_Direction_
Would you transcribe all of the data exactly, down to the last character?

_Data entries_
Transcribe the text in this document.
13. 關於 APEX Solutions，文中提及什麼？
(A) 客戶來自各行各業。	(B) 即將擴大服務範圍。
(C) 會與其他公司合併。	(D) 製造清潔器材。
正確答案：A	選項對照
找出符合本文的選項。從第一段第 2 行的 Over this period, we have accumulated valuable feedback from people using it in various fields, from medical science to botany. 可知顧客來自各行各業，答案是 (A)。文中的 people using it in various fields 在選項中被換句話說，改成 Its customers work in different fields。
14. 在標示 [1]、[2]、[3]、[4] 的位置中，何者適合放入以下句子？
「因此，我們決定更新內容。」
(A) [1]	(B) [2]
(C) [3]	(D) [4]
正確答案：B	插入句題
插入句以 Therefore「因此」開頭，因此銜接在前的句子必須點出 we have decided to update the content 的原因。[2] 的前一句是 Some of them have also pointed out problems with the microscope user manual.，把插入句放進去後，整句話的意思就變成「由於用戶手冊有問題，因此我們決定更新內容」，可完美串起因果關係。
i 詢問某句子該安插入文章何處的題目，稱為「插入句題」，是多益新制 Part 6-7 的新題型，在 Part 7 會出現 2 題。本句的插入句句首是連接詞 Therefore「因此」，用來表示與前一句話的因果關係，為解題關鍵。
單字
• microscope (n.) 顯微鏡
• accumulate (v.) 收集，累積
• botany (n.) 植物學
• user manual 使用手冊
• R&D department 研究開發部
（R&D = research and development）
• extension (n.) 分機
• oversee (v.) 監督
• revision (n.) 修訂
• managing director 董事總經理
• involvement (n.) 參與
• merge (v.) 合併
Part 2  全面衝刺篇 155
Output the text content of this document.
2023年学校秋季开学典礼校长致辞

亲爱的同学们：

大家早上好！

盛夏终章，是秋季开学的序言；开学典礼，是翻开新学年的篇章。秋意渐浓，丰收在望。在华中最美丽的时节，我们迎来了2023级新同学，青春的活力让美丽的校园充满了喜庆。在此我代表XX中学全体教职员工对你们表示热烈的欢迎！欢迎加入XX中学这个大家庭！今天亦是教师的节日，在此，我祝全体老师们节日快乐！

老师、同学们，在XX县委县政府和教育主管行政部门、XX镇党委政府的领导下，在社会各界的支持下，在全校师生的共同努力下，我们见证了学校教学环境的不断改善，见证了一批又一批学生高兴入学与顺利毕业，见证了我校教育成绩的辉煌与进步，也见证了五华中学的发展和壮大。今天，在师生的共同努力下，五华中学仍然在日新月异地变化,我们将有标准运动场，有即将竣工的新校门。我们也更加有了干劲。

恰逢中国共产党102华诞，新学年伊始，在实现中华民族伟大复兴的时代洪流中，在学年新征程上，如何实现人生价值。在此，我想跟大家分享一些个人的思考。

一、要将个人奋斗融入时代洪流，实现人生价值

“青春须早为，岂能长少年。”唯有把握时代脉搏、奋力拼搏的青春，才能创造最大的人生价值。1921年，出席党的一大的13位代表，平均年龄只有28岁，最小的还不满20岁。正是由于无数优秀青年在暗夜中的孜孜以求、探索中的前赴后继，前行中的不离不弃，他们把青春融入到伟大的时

_Response to this task_
Transcribe the text in this document.
13. 關於 APEX Solutions，文中提及什麼？
(A) 客戶來自各行各業。	(B) 即將擴大服務範圍。
(C) 會與其他公司合併。	(D) 製造清潔器材。
正確答案：A	選項對照
找出符合本文的選項。從第一段第 2 行的 Over this period, we have accumulated valuable feedback from people using it in various fields, from medical science to botany. 可知顧客來自各行各業，答案是 (A)。文中的 people using it in various fields 在選項中被換句話說，改成 Its customers work in different fields。
14. 在標示 [1]、[2]、[3]、[4] 的位置中，何者適合放入以下句子？
「因此，我們決定更新內容。」
(A) [1]	(B) [2]
(C) [3]	(D) [4]
正確答案：B	插入句題
插入句以 Therefore「因此」開頭，因此銜接在前的句子必須點出 we have decided to update the content 的原因。[2] 的前一句是 Some of them have also pointed out problems with the microscope user manual.，把插入句放進去後，整句話的意思就變成「由於用戶手冊有問題，因此我們決定更新內容」，可完美串起因果關係。
i 詢問某句子該安插入文章何處的題目，稱為「插入句題」，是多益新制 Part 6-7 的新題型，在 Part 7 會出現 2 題。本句的插入句句首是連接詞 Therefore「因此」，用來表示與前一句話的因果關係，為解題關鍵。
單字
• microscope (n.) 顯微鏡
• accumulate (v.) 收集，累積
• botany (n.) 植物學
• user manual 使用手冊
• R&D department 研究開發部
（R&D = research and development）
• extension (n.) 分機
• oversee (v.) 監督
• revision (n.) 修訂
• managing director 董事總經理
• involvement (n.) 參與
• merge (v.) 合併
Part 2  全面衝刺篇 155
Output the text content of this document.
2023年学校秋季开学典礼校长致辞

亲爱的同学们：

大家早上好！

盛夏终章，是秋季开学的序言；开学典礼，是翻开新学年的篇章。秋意渐浓，丰收在望。在华中最美丽的时节，我们迎来了2023级新同学，青春的活力让美丽的校园充满了喜庆。在此我代表XX中学全体教职员工对你们表示热烈的欢迎！欢迎加入XX中学这个大家庭！今天亦是教师的节日，在此，我祝全体老师们节日快乐！

老师、同学们，在XX县委县政府和教育主管行政部门、XX镇党委政府的领导下，在社会各界的支持下，在全校师生的共同努力下，我们见证了学校教学环境的不断改善，见证了一批又一批学生高兴入学与顺利毕业，见证了我校教育成绩的辉煌与进步，也见证了五华中学的发展和壮大。今天，在师生的共同努力下，五华中学仍然在日新月异地变化,我们将有标准运动场，有即将竣工的新校门。我们也更加有了干劲。

恰逢中国共产党102华诞，新学年伊始，在实现中华民族伟大复兴的时代洪流中，在学年新征程上，如何实现人生价值。在此，我想跟大家分享一些个人的思考。

一、要将个人奋斗融入时代洪流，实现人生价值

“青春须早为，岂能长少年。”唯有把握时代脉搏、奋力拼搏的青春，才能创造最大的人生价值。1921年，出席党的一大的13位代表，平均年龄只有28岁，最小的还不满20岁。正是由于无数优秀青年在暗夜中的孜孜以求、探索中的前赴后继，前行中的不离不弃，他们把青春融入到伟大的时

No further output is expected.